### Data supplied
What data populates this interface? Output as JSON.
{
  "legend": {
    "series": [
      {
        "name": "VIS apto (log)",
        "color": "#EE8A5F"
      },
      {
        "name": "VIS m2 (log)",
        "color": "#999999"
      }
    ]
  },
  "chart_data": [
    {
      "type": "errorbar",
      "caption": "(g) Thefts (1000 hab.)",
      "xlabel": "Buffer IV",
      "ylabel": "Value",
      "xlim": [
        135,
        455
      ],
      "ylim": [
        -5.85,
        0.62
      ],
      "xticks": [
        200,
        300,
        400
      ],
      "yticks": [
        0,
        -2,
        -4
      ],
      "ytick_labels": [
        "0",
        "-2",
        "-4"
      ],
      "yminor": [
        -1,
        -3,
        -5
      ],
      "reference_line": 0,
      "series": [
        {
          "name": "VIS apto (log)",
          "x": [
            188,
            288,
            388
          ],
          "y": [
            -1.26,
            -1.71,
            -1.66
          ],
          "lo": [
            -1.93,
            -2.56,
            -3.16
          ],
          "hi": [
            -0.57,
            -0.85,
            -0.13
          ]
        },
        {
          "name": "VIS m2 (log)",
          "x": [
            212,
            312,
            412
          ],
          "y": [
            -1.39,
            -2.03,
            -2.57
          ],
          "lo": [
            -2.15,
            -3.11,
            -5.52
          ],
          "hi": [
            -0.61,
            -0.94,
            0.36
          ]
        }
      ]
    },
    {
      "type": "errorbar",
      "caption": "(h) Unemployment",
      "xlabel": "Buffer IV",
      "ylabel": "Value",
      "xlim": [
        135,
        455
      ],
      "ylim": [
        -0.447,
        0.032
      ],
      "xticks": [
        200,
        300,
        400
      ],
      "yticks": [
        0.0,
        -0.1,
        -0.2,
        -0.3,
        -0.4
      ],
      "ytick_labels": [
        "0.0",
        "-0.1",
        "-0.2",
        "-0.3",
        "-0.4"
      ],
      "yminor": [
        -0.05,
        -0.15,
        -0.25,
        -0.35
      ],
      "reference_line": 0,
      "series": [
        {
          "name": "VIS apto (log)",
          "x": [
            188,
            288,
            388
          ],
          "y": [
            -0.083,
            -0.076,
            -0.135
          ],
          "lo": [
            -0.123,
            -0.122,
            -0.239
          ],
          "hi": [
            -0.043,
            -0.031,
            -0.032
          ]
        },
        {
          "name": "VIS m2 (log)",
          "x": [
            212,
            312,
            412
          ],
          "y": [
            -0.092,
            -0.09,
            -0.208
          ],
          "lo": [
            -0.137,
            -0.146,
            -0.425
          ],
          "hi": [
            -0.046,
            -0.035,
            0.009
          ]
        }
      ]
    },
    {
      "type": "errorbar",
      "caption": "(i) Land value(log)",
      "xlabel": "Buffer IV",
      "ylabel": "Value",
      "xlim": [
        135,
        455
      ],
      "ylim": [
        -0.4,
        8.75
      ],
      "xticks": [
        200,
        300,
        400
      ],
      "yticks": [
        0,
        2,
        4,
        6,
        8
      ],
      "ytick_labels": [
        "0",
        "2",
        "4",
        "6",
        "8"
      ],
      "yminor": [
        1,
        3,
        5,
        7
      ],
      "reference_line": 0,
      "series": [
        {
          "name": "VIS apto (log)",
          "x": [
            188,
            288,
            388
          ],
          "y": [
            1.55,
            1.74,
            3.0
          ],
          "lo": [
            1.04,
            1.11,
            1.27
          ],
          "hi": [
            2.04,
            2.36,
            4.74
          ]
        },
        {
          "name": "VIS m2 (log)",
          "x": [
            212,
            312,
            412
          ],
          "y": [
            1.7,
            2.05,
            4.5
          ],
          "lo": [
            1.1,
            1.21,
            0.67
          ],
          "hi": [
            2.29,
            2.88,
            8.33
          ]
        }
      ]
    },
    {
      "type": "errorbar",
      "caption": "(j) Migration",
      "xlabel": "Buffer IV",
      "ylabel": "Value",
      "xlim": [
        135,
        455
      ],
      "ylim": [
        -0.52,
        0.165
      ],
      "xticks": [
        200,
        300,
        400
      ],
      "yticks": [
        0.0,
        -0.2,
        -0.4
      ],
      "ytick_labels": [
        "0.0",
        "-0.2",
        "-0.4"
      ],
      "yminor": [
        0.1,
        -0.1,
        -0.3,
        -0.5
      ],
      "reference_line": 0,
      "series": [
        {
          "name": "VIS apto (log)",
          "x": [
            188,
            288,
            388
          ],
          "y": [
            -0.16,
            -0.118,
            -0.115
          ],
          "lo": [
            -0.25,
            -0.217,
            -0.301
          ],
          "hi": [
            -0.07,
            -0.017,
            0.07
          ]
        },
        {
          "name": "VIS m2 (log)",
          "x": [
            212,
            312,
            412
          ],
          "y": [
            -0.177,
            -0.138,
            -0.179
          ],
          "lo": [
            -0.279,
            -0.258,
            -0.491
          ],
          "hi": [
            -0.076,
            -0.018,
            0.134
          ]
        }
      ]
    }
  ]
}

### Task directions
Your task is to transcribe the material exactly.

### Result of the exercise
What data populates this interface? Output as JSON.
{
  "legend": {
    "series": [
      {
        "name": "VIS apto (log)",
        "color": "#EE8A5F"
      },
      {
        "name": "VIS m2 (log)",
        "color": "#999999"
      }
    ]
  },
  "chart_data": [
    {
      "type": "errorbar",
      "caption": "(g) Thefts (1000 hab.)",
      "xlabel": "Buffer IV",
      "ylabel": "Value",
      "xlim": [
        135,
        455
      ],
      "ylim": [
        -5.85,
        0.62
      ],
      "xticks": [
        200,
        300,
        400
      ],
      "yticks": [
        0,
        -2,
        -4
      ],
      "ytick_labels": [
        "0",
        "-2",
        "-4"
      ],
      "yminor": [
        -1,
        -3,
        -5
      ],
      "reference_line": 0,
      "series": [
        {
          "name": "VIS apto (log)",
          "x": [
            188,
            288,
            388
          ],
          "y": [
            -1.26,
            -1.71,
            -1.66
          ],
          "lo": [
            -1.93,
            -2.56,
            -3.16
          ],
          "hi": [
            -0.57,
            -0.85,
            -0.13
          ]
        },
        {
          "name": "VIS m2 (log)",
          "x": [
            212,
            312,
            412
          ],
          "y": [
            -1.39,
            -2.03,
            -2.57
          ],
          "lo": [
            -2.15,
            -3.11,
            -5.52
          ],
          "hi": [
            -0.61,
            -0.94,
            0.36
          ]
        }
      ]
    },
    {
      "type": "errorbar",
      "caption": "(h) Unemployment",
      "xlabel": "Buffer IV",
      "ylabel": "Value",
      "xlim": [
        135,
        455
      ],
      "ylim": [
        -0.447,
        0.032
      ],
      "xticks": [
        200,
        300,
        400
      ],
      "yticks": [
        0.0,
        -0.1,
        -0.2,
        -0.3,
        -0.4
      ],
      "ytick_labels": [
        "0.0",
        "-0.1",
        "-0.2",
        "-0.3",
        "-0.4"
      ],
      "yminor": [
        -0.05,
        -0.15,
        -0.25,
        -0.35
      ],
      "reference_line": 0,
      "series": [
        {
          "name": "VIS apto (log)",
          "x": [
            188,
            288,
            388
          ],
          "y": [
            -0.083,
            -0.076,
            -0.135
          ],
          "lo": [
            -0.123,
            -0.122,
            -0.239
          ],
          "hi": [
            -0.043,
            -0.031,
            -0.032
          ]
        },
        {
          "name": "VIS m2 (log)",
          "x": [
            212,
            312,
            412
          ],
          "y": [
            -0.092,
            -0.09,
            -0.208
          ],
          "lo": [
            -0.137,
            -0.146,
            -0.425
          ],
          "hi": [
            -0.046,
            -0.035,
            0.009
          ]
        }
      ]
    },
    {
      "type": "errorbar",
      "caption": "(i) Land value(log)",
      "xlabel": "Buffer IV",
      "ylabel": "Value",
      "xlim": [
        135,
        455
      ],
      "ylim": [
        -0.4,
        8.75
      ],
      "xticks": [
        200,
        300,
        400
      ],
      "yticks": [
        0,
        2,
        4,
        6,
        8
      ],
      "ytick_labels": [
        "0",
        "2",
        "4",
        "6",
        "8"
      ],
      "yminor": [
        1,
        3,
        5,
        7
      ],
      "reference_line": 0,
      "series": [
        {
          "name": "VIS apto (log)",
          "x": [
            188,
            288,
            388
          ],
          "y": [
            1.55,
            1.74,
            3.0
          ],
          "lo": [
            1.04,
            1.11,
            1.27
          ],
          "hi": [
            2.04,
            2.36,
            4.74
          ]
        },
        {
          "name": "VIS m2 (log)",
          "x": [
            212,
            312,
            412
          ],
          "y": [
            1.7,
            2.05,
            4.5
          ],
          "lo": [
            1.1,
            1.21,
            0.67
          ],
          "hi": [
            2.29,
            2.88,
            8.33
          ]
        }
      ]
    },
    {
      "type": "errorbar",
      "caption": "(j) Migration",
      "xlabel": "Buffer IV",
      "ylabel": "Value",
      "xlim": [
        135,
        455
      ],
      "ylim": [
        -0.52,
        0.165
      ],
      "xticks": [
        200,
        300,
        400
      ],
      "yticks": [
        0.0,
        -0.2,
        -0.4
      ],
      "ytick_labels": [
        "0.0",
        "-0.2",
        "-0.4"
      ],
      "yminor": [
        0.1,
        -0.1,
        -0.3,
        -0.5
      ],
      "reference_line": 0,
      "series": [
        {
          "name": "VIS apto (log)",
          "x": [
            188,
            288,
            388
          ],
          "y": [
            -0.16,
            -0.118,
            -0.115
          ],
          "lo": [
            -0.25,
            -0.217,
            -0.301
          ],
          "hi": [
            -0.07,
            -0.017,
            0.07
          ]
        },
        {
          "name": "VIS m2 (log)",
          "x": [
            212,
            312,
            412
          ],
          "y": [
            -0.177,
            -0.138,
            -0.179
          ],
          "lo": [
            -0.279,
            -0.258,
            -0.491
          ],
          "hi": [
            -0.076,
            -0.018,
            0.134
          ]
        }
      ]
    }
  ]
}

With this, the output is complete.